Now for the fashion show.
I feel an obligation to reveal that I was tired and bored and over-sugared, and this is at least 50% fake
lee: we do only facebook aps
george, ho hum, funding again
Luke, we love facebook, they are already making us rich
Jeff: I am french and we don't do facebook aps, why am I here, you silly people?
i am tired. I need about 40 downward dogs to unbend for typing in these chairs. Jeff actually said they invest on folks who have facebook aps as part of the strategy, not entire. and I have never seen him without sunglasses on his head.
Lee sounds like he's going to pass out from fear every time he speaks. He was all kinds of smart sunday, but i think it took him an hour to recover from stage fright, and there were only about 20 of then. Now he's pimping adonomics, which is certainly worth pimping.
George reminds me vaguely of Jeff Weiner for reasons I can't put my finer on. I had a looooong coffee one day in which we geeked out wildly and widely. I really like him, even if CRV didn't fund us. :)
matt marshall, meanwhile, is moderating with a grace and style that could easily have made him a diplomat. he makes you at ease, and then you spill your guts... journalist gold!.
George: I tend to think facebook will be the winner, and the portals are struggling because people don't wake up every morning and say I want to see media, they wake up and want to see friends.
Matt: but myspace is still bigger, and will be opening, and orkut is
George: I'm not a facebook investor and I wish I was. Facebook has the best user experience. There are moments of genius in the UI. I think any SN designed by committee will not work out.

════════════════════

AIM 1: Repeat the stored rows from the line with "row-unit: mph xyxy=(614,417,644,434)" to the line with "row-name: Fuel system 1", including both of those lines.
The rows have no connection to the panel notes.

Stored items
════════════════════

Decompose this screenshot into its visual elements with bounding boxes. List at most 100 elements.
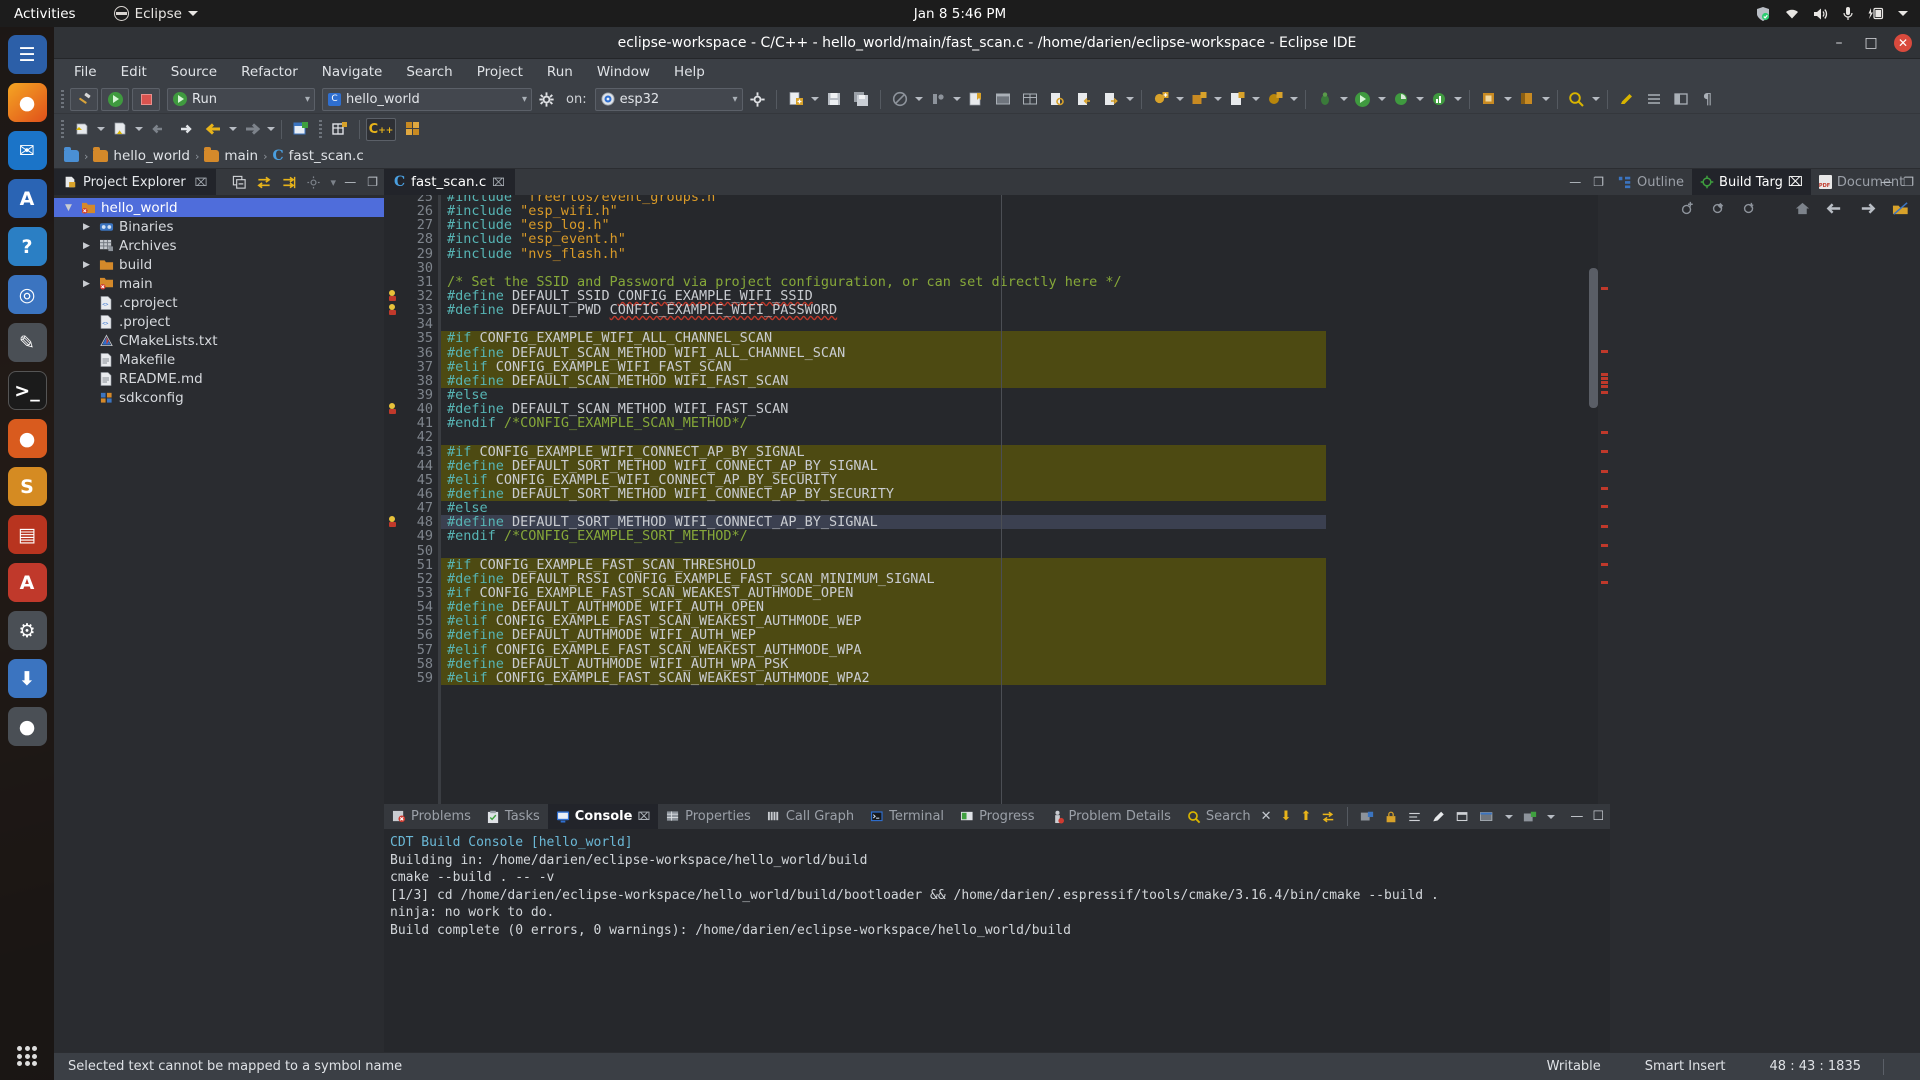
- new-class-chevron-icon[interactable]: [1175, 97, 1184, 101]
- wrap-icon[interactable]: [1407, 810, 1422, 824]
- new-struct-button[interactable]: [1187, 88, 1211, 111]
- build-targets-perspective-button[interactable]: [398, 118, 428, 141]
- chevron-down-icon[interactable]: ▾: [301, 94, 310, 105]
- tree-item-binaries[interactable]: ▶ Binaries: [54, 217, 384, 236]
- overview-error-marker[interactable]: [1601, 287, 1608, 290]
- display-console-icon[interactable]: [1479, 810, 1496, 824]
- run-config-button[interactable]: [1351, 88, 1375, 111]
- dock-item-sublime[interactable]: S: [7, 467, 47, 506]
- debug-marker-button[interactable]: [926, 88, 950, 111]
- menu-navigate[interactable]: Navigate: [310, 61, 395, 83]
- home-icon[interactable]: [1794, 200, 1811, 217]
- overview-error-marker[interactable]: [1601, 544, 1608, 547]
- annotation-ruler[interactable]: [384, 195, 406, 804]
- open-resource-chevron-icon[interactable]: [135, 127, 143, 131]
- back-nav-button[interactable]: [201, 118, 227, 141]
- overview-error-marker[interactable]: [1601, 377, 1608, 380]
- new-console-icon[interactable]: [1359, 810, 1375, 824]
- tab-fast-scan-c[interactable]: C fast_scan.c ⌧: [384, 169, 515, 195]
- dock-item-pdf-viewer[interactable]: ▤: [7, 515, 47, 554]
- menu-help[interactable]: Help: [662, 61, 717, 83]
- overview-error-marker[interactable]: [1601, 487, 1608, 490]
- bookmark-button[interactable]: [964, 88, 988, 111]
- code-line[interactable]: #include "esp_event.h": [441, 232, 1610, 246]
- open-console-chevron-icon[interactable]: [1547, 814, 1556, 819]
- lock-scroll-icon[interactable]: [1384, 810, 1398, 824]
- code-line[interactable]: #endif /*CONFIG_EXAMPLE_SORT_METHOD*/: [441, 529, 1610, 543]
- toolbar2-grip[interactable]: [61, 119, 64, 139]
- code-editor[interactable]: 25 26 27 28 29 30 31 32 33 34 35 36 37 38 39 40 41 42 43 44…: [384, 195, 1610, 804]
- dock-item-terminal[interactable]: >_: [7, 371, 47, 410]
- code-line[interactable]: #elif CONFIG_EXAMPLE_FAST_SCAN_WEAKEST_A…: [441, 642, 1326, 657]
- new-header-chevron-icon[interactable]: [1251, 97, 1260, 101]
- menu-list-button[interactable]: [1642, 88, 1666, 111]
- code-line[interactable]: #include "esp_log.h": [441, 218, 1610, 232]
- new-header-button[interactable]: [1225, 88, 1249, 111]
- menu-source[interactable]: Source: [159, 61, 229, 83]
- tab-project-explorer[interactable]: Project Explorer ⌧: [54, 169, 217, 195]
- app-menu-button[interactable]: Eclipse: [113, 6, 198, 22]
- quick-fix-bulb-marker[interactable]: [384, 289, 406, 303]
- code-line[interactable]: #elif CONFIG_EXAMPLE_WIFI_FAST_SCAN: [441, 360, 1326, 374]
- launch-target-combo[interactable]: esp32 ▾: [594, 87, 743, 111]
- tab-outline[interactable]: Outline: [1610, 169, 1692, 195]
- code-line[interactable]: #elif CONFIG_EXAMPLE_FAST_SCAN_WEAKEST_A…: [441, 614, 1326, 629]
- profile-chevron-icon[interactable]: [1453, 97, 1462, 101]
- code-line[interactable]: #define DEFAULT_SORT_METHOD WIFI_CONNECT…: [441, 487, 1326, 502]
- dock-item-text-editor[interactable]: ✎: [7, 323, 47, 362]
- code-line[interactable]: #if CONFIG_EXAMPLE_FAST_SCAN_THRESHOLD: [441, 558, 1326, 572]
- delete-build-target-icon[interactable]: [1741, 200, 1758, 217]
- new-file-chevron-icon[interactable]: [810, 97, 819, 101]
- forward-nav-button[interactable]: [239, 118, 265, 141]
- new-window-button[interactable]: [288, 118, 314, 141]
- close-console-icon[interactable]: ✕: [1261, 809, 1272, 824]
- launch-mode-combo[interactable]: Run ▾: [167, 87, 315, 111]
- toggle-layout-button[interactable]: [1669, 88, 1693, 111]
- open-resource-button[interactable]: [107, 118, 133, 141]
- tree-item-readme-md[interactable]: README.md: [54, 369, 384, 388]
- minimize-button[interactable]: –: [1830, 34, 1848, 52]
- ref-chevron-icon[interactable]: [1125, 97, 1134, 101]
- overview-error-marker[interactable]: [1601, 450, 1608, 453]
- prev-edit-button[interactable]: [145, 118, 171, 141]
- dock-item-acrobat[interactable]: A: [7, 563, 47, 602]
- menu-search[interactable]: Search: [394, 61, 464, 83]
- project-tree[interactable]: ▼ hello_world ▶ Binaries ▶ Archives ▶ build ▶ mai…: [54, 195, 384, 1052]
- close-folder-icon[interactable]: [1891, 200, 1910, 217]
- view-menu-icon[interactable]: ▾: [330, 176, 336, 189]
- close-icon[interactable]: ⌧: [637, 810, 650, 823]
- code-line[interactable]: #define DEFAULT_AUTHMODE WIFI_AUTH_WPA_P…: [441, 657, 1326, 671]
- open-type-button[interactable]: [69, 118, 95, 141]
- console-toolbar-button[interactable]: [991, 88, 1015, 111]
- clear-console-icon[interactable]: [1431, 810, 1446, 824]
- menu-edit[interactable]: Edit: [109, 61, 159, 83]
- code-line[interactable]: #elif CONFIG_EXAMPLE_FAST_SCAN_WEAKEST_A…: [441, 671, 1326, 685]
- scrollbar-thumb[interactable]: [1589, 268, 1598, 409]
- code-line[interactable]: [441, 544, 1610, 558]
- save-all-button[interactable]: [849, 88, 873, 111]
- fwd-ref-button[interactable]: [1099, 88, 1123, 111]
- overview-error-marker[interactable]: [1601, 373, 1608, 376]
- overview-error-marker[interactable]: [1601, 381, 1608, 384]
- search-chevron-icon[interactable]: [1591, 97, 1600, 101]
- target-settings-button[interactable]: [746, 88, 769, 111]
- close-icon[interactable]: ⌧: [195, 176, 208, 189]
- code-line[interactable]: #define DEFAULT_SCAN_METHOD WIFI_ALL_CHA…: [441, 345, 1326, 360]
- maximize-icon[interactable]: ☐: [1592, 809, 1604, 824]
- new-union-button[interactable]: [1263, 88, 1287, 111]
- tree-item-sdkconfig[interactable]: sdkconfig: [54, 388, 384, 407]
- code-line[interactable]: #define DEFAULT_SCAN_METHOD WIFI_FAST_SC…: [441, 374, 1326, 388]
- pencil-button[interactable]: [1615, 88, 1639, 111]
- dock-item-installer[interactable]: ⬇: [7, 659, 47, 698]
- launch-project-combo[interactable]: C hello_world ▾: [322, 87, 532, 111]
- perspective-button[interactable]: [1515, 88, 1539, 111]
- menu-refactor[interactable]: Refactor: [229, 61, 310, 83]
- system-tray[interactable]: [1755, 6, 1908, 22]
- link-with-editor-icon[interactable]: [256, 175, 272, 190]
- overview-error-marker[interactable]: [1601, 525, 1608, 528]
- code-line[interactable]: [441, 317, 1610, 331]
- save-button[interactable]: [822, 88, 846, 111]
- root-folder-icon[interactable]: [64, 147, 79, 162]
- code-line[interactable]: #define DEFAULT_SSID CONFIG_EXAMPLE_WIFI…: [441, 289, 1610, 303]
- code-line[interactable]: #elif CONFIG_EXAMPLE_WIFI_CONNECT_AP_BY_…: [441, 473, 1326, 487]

════════════════════

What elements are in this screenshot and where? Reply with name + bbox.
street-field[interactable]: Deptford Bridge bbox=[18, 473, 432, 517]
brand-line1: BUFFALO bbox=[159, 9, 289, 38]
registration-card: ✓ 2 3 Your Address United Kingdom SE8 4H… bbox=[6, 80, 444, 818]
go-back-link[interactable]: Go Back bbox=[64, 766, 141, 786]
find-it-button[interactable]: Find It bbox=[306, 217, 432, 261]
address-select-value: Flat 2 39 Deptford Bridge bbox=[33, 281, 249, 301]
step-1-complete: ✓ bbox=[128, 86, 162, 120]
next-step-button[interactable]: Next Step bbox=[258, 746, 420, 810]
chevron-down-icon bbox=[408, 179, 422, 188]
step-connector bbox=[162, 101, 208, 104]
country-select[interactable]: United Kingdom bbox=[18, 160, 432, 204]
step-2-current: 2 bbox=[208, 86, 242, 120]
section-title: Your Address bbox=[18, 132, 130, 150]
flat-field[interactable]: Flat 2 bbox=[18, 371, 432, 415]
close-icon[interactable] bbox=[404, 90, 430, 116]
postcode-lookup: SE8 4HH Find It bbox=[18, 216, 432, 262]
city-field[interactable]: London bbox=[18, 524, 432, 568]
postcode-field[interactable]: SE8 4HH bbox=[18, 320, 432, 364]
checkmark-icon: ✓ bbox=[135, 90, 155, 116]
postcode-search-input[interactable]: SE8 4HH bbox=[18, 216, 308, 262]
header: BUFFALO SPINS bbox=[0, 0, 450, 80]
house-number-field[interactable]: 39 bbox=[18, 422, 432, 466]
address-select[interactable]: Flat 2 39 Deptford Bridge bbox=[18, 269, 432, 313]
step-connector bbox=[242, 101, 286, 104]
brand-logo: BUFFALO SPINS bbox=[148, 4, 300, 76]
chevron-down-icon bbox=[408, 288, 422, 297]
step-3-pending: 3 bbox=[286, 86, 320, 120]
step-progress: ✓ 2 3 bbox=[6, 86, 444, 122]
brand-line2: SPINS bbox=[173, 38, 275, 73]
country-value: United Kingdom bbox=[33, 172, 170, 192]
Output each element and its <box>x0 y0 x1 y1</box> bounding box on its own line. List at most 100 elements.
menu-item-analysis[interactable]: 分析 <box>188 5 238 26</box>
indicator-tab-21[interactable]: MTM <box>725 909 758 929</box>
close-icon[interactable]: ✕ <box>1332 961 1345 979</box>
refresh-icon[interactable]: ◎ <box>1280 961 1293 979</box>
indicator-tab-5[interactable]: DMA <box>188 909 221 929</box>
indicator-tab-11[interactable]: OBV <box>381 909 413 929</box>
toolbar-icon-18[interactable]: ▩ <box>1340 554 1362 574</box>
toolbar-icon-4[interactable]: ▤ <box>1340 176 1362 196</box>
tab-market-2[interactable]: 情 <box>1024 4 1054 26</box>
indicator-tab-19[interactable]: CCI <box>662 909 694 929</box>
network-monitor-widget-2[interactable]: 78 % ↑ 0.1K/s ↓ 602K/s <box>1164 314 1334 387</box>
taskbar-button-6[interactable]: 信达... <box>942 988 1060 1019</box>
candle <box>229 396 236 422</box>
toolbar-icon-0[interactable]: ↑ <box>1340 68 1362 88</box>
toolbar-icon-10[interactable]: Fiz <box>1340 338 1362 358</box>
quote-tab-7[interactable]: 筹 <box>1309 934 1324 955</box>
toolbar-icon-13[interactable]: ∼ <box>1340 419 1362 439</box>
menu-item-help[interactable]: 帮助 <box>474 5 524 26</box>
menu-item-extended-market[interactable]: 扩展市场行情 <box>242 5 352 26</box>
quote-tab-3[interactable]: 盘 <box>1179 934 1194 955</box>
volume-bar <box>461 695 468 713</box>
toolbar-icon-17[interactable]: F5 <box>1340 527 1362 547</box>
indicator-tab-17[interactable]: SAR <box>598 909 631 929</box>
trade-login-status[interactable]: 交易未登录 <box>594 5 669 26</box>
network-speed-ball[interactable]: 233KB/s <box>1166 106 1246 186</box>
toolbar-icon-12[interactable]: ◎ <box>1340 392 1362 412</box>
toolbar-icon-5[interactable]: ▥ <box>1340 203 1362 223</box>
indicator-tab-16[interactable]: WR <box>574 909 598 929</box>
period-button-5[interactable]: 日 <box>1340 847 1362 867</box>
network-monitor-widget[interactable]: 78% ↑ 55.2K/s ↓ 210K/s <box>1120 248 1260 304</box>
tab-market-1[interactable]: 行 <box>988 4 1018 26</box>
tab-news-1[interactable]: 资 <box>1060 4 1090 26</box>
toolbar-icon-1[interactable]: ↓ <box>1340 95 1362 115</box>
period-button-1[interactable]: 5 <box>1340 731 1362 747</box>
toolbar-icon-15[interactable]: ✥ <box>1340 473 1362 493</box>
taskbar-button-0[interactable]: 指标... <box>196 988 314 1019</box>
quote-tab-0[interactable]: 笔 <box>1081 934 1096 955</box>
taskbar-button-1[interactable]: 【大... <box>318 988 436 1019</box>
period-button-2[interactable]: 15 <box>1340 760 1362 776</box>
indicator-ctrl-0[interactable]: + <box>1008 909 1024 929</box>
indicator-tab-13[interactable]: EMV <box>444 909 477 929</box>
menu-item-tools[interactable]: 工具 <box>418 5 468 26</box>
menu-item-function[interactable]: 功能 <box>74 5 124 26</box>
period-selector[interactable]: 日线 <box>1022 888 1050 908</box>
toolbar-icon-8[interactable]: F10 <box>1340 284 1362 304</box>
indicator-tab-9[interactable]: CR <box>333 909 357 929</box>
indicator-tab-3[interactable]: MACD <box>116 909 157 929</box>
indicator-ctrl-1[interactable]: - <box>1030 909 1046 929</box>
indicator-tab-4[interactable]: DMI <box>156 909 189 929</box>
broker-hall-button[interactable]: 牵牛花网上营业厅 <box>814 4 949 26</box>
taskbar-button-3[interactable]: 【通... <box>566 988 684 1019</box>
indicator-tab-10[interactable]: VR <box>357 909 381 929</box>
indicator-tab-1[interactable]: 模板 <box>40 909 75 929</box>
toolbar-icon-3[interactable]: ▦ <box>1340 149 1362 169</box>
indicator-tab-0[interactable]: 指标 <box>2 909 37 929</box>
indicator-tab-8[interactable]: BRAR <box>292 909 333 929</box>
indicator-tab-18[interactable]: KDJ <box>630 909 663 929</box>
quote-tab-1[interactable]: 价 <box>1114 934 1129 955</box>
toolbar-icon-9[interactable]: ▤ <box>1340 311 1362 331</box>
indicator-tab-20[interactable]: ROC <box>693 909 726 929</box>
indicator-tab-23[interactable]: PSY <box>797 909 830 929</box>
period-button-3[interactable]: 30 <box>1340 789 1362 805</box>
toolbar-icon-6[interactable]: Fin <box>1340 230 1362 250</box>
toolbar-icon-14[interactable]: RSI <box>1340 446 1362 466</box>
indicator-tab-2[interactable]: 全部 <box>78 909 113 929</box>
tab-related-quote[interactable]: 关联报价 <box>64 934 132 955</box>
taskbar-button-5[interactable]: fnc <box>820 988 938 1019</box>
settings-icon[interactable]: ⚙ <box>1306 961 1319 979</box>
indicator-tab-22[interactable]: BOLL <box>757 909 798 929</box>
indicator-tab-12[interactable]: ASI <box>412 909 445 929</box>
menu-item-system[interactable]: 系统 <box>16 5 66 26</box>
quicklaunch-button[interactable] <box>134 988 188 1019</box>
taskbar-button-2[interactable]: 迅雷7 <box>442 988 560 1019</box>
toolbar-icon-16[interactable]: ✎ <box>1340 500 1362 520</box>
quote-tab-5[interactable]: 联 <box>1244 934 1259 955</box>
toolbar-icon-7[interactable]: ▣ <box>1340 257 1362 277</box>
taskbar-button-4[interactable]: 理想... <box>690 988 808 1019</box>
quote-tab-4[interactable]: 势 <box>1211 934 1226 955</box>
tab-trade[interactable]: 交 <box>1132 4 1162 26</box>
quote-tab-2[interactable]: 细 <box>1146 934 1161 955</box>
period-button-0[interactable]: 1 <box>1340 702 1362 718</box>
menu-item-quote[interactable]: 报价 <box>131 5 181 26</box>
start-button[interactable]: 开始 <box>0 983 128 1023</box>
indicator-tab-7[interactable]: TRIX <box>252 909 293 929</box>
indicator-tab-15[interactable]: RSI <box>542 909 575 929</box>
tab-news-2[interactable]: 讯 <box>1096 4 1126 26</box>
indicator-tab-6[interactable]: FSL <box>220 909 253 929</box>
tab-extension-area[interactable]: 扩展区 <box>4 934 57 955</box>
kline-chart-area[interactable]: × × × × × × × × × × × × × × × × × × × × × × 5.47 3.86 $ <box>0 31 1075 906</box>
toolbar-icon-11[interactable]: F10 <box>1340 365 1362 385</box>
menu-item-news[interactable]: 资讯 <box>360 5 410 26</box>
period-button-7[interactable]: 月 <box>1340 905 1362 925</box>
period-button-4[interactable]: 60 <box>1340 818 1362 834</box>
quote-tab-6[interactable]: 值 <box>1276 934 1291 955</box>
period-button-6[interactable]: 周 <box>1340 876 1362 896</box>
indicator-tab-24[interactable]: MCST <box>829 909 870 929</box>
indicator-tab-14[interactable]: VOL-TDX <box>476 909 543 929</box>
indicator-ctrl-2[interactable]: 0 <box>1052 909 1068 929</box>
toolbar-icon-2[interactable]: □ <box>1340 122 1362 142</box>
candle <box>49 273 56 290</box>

════════════════════

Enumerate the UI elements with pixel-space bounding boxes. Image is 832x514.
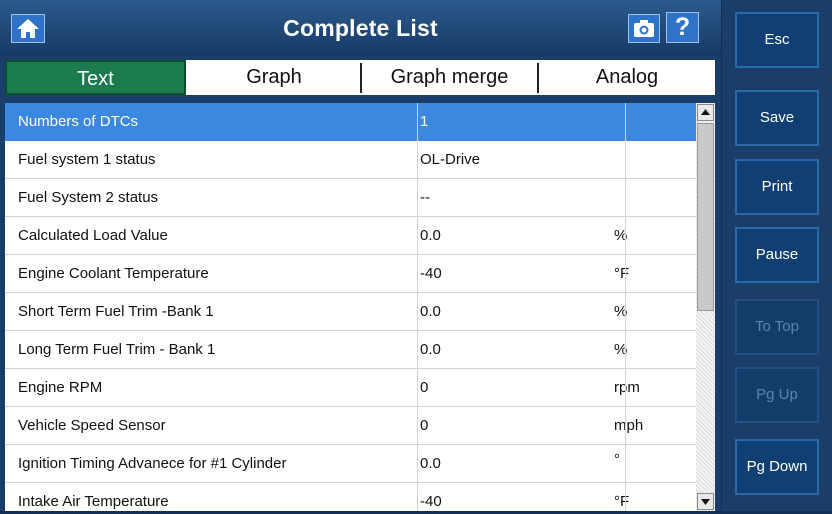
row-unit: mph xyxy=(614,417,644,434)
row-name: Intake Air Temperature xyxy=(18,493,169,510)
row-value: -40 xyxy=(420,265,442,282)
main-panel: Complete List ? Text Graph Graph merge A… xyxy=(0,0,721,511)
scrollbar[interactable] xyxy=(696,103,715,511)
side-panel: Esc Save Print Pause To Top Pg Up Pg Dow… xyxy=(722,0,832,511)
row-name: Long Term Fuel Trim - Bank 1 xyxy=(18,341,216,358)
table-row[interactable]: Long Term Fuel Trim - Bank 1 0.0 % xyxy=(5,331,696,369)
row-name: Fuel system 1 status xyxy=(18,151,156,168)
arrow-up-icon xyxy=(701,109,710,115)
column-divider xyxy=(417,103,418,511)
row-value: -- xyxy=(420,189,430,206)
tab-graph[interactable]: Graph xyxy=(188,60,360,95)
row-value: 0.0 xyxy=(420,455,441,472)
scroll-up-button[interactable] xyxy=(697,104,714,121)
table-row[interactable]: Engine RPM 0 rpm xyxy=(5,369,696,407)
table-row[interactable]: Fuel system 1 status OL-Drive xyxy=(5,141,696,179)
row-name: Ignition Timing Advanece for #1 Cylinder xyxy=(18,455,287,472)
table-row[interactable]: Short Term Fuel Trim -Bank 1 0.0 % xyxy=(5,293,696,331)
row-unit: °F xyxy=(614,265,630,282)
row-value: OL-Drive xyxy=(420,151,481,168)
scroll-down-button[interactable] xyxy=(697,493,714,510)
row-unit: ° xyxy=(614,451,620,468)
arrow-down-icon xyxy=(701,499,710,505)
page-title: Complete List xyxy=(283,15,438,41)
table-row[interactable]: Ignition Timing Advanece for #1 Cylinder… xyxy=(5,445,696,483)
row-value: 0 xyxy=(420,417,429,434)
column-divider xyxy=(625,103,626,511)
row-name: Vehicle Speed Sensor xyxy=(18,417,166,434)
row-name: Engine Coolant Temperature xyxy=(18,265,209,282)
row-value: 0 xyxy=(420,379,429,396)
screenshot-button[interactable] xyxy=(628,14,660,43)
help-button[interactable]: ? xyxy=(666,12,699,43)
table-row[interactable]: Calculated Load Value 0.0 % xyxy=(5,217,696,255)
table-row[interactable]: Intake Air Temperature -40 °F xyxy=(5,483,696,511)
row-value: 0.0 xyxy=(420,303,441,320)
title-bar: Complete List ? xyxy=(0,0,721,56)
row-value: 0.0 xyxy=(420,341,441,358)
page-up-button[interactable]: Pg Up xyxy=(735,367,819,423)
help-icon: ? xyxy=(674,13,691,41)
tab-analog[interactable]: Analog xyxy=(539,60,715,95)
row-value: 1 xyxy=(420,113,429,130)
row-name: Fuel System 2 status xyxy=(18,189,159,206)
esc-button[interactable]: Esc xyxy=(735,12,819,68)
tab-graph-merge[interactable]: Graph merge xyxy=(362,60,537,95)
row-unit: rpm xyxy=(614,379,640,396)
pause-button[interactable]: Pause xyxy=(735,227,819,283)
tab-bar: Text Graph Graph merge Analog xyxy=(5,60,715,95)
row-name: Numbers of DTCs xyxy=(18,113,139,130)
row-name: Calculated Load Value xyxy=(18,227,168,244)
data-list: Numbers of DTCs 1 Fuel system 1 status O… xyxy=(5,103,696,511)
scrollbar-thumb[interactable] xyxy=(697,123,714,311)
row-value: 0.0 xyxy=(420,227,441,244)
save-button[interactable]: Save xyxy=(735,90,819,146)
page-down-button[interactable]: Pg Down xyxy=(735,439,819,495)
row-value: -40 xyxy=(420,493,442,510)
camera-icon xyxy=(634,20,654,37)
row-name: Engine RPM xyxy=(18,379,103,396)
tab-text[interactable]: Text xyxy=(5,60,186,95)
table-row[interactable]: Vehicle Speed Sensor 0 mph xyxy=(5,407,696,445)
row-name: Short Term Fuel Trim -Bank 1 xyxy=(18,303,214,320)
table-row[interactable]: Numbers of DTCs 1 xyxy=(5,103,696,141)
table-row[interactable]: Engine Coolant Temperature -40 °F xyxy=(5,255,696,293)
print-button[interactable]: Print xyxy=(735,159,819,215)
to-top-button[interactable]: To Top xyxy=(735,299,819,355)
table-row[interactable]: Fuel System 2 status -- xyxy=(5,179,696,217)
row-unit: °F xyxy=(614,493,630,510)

════════════════════

AIM 2: Transcribe the panel notes from "Now for the" to "certainly worth pimping.".

EXERCISE ANSWER 1:
row-unit: mph xyxy=(614,417,644,434)
row-name: Intake Air Temperature xyxy=(18,493,169,510)
row-value: -40 xyxy=(420,265,442,282)
main-panel: Complete List ? Text Graph Graph merge A… xyxy=(0,0,721,511)
scrollbar[interactable] xyxy=(696,103,715,511)
side-panel: Esc Save Print Pause To Top Pg Up Pg Dow… xyxy=(722,0,832,511)
row-name: Long Term Fuel Trim - Bank 1 xyxy=(18,341,216,358)
table-row[interactable]: Long Term Fuel Trim - Bank 1 0.0 % xyxy=(5,331,696,369)
row-name: Fuel system 1 status xyxy=(18,151,156,168)

EXERCISE ANSWER 2:
Now for the fashion show.
I feel an obligation to reveal that I was tired and bored and over-sugared, and this is at least 50% fake
lee: we do only facebook aps
george, ho hum, funding again
Luke, we love facebook, they are already making us rich
Jeff: I am french and we don't do facebook aps, why am I here, you silly people?
i am tired. I need about 40 downward dogs to unbend for typing in these chairs. Jeff actually said they invest on folks who have facebook aps as part of the strategy, not entire. and I have never seen him without sunglasses on his head.
Lee sounds like he's going to pass out from fear every time he speaks. He was all kinds of smart sunday, but i think it took him an hour to recover from stage fright, and there were only about 20 of then. Now he's pimping adonomics, which is certainly worth pimping.